» **STUDY QUESTIONS**
A - List every U.S. president named in the comment thread about the moon landing and presidential fistfights.
B - Rewrite the comment thread about presidential fistfights starting at "OT, carry over" and ending at "out-manly one another.", with "Andrew Jackson" changed to "Ulysses Grant" in each place it appears.
C - Write the next few comments of the thread about the moon landing and presidential fistfights, starting after its final line.

» **SELECTED TEXT**
The reason we ended-up with the three-stages approach is that all they had to do was stack three existing ICBM's and top with a crew vehicle and the LEM.
Listen, I don't want to hear logic. I want to hear when my space elevator is going to done.
Listen, I don't want to hear logic. I want to hear when my space elevator is going to done.
We can put a man on the moon, but we can't get an EDIT BUTTON.
OT, carry over from the AMs: No-holds-bar fistfight which President in there prime wins it?
Abe Lincoln. Tall, skinny guys punch surprisingly hard.
Would the same not apply to Washington?
I keep looking at Taft card, slow and lumbering takes a lot of hits and ham fisted. I think it depends if its an enclosed space or not.
No way does Lincoln win. A short, stocky guy would get inside and just work the hell out of his midsection.
There's a reason the middleweight boxing champ isn't a 6'3" beanpole.
Obama - always bet on black.
Obama is black?
Kennedy probably wins. He'd get himself so drugged up that he was impervious to pain. Then he'd use the drug-strength to rip the arms of his competitors off.
Andrew Jackson. Dude was a horrible President but he was practically a superhero in his exploits
The entire planet is destroyed when Andrew Jackson and Theodore Roosevelt try to out-manly one another.
I don't think Gerald Ford gets enough play on this, dumb as a box of rocks could definitely take a hit. Played football.
Also could deliver them. Played OL/LB in the leather helmet, two-way era, and was considered a star at the time.
I'd bet on Gerald Ford. Judging by Presidential reputations, he's probably getting odds that are too good for someone with his size and athleticism.
Wasn't Washington like 6' 13" or something?
Is Armstrong the one without a mailbox?
Wrong, sir, wrong. He replaced that mailbox with a mailbox that is beyond your comprehension.
IIRC, he replaced his mailbox at least four times.
His neighbors were luckier, having fashioned theirs out of a 4" iron pipe the second time.
Meh, I'm gonna celebrate on Armstrong's birthday instead. And by celebrate, I mean celebrate MY birthday in 2 weeks.
By the way, Buzz Aldrin is going full retard lately saying that NASA getting .5% of the federal budget is an unacceptably low number...never mind the fact that the Feds are trying to regulate free enterprise out of the space flight business for no fucking reason other than protectionism for their contractor cronies.
Stupid Moon! I walked on your face!

» **THE DATA**

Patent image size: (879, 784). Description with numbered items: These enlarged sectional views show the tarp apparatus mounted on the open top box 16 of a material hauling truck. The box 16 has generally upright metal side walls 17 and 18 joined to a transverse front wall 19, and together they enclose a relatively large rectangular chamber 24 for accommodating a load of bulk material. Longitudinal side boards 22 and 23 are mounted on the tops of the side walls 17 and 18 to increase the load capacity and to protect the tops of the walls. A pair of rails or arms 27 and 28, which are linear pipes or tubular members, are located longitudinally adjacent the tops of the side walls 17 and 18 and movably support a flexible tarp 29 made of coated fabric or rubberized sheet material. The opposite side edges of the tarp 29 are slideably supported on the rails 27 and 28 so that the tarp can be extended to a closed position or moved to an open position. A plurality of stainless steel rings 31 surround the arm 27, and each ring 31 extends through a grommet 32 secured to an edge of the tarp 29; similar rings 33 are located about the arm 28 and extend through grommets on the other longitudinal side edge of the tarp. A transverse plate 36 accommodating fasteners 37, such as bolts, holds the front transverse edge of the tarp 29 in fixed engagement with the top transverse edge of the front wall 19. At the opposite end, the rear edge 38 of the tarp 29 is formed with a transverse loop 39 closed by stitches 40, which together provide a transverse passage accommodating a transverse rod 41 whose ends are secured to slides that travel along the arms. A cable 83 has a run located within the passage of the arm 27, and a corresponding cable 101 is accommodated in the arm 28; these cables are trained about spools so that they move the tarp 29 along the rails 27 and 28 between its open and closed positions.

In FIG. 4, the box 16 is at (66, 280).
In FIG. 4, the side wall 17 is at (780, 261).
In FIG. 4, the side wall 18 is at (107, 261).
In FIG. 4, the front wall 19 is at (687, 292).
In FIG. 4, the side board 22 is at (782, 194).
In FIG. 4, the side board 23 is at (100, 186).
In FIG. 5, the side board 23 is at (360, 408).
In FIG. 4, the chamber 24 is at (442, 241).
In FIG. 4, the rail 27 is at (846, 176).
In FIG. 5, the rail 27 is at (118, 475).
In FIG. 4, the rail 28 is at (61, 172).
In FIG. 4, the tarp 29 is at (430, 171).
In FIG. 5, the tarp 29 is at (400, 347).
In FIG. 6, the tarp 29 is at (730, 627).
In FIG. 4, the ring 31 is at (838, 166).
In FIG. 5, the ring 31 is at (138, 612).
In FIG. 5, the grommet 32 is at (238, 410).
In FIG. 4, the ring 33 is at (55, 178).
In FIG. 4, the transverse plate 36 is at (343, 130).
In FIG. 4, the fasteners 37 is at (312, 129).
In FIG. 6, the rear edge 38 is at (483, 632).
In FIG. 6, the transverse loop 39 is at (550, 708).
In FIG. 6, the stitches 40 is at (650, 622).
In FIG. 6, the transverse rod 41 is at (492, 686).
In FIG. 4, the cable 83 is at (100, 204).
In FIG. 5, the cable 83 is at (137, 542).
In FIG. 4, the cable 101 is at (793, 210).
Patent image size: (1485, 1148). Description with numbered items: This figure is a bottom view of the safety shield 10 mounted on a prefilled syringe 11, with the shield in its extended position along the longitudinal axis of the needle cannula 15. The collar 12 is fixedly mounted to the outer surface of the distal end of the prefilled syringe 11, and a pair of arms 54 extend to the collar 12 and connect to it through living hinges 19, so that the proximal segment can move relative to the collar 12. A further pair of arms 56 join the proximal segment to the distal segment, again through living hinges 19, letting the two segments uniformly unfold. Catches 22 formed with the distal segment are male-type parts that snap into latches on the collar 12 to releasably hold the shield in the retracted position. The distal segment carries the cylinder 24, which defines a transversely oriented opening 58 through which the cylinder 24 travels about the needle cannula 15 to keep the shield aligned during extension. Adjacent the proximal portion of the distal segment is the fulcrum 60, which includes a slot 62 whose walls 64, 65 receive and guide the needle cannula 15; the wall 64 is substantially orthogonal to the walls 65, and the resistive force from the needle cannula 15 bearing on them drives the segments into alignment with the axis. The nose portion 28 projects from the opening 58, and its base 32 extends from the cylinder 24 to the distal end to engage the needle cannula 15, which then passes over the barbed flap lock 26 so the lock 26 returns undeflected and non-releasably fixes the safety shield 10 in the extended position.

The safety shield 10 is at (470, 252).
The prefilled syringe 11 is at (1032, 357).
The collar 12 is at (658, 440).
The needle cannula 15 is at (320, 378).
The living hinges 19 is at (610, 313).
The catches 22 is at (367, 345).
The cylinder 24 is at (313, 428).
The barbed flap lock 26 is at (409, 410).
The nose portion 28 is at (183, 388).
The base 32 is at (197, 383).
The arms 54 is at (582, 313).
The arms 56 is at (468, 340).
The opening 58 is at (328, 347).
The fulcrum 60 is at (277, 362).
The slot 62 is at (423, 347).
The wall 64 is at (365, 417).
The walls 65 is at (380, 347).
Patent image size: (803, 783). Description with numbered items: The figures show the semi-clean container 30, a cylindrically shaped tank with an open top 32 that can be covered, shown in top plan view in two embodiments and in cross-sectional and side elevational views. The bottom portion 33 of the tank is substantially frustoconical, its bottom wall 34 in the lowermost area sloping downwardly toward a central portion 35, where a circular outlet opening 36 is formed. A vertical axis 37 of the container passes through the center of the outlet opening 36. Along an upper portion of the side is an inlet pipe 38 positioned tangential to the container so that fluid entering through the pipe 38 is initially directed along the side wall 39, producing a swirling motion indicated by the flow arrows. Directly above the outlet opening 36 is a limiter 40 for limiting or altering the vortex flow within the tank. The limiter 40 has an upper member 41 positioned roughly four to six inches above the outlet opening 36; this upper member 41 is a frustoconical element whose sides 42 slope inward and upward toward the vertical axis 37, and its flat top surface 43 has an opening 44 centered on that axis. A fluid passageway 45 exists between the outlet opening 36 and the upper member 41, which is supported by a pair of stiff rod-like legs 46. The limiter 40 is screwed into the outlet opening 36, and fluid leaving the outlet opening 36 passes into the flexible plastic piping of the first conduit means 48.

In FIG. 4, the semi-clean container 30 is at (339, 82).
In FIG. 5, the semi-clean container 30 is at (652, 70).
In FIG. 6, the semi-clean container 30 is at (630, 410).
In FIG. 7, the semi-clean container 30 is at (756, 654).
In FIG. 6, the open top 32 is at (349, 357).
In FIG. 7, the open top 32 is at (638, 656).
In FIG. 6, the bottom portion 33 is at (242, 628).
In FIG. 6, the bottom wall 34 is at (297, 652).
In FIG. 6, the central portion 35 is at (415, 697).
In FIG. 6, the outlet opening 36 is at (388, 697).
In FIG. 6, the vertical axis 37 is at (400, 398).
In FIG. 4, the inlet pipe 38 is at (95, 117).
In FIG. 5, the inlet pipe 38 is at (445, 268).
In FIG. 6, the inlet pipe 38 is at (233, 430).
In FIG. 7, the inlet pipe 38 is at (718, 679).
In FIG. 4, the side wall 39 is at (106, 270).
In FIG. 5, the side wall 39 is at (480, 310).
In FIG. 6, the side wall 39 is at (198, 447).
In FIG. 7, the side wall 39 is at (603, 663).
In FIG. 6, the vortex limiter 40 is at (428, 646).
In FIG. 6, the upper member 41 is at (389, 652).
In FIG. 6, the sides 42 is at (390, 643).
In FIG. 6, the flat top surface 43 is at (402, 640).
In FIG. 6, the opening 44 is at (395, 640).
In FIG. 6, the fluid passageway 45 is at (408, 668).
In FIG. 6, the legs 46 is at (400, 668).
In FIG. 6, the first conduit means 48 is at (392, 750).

» **WRITTEN ANSWERS**
A - Abe Lincoln, Washington, Taft, Obama, Kennedy, Andrew Jackson, Theodore Roosevelt, Gerald Ford

B -
OT, carry over from the AMs: No-holds-bar fistfight which President in there prime wins it?
Abe Lincoln. Tall, skinny guys punch surprisingly hard.
Would the same not apply to Washington?
I keep looking at Taft card, slow and lumbering takes a lot of hits and ham fisted. I think it depends if its an enclosed space or not.
No way does Lincoln win. A short, stocky guy would get inside and just work the hell out of his midsection.
There's a reason the middleweight boxing champ isn't a 6'3" beanpole.
Obama - always bet on black.
Obama is black?
Kennedy probably wins. He'd get himself so drugged up that he was impervious to pain. Then he'd use the drug-strength to rip the arms of his competitors off.
Ulysses Grant. Dude was a horrible President but he was practically a superhero in his exploits
The entire planet is destroyed when Ulysses Grant and Theodore Roosevelt try to out-manly one another.

C -
"e. But in the spirit of Apollo we can lift our sights and marshal our best efforts." Not only is the American landscape still blemished by poverty and dependency on government, including sickening amounts of dependency by the rich, but the War on Poverty launched by Nixon's predecessor, Lyndon Johnson, turned out to be one of the great launch failures in policy history."
The funny thing is that the kind of Poverty Johnson's war on poverty was designed to fight HAS been eliminated. His welfare programs had nothing to do with it of course, all they did was to create a permanent underclass utterly dependent on government but even that underclass bascially has the same quality of life as lower middle class Europeans and we have the free market (or what is left of it) to thank for that.
"The funny thing is that the kind of Poverty Johnson's war on poverty was designed to fight HAS been eliminated"
That's what always happens. When a bureaucracy solves a problem, either the bureaucracy could go away, or it can redefine the problem. Of course we know which one bureaucracies are going to choose.
Anyway, the whole "if we can put a man on the moon" argument was always dumb from the get-go. "If we can do one difficult thing, why can't we do another"? Gee, because maybe not all difficult things are the same? It's like saying, "If I can deadlift five hundred pounds, why can't I speak Portuguese?"
So before I read all the comments, I'm assuming we've discussed mailboxes somewhere above.
...maybe.
What's the difference between Neil Armstrong and Michael Jackson?
Neil Armstrong WALKED ON THE MOON...
...and Michael Jackson fucked little boys in the ass.
(sorry, but that never gets old)
As if politicians couldn't make use of any other Mickey Mouse excuse to steal from us!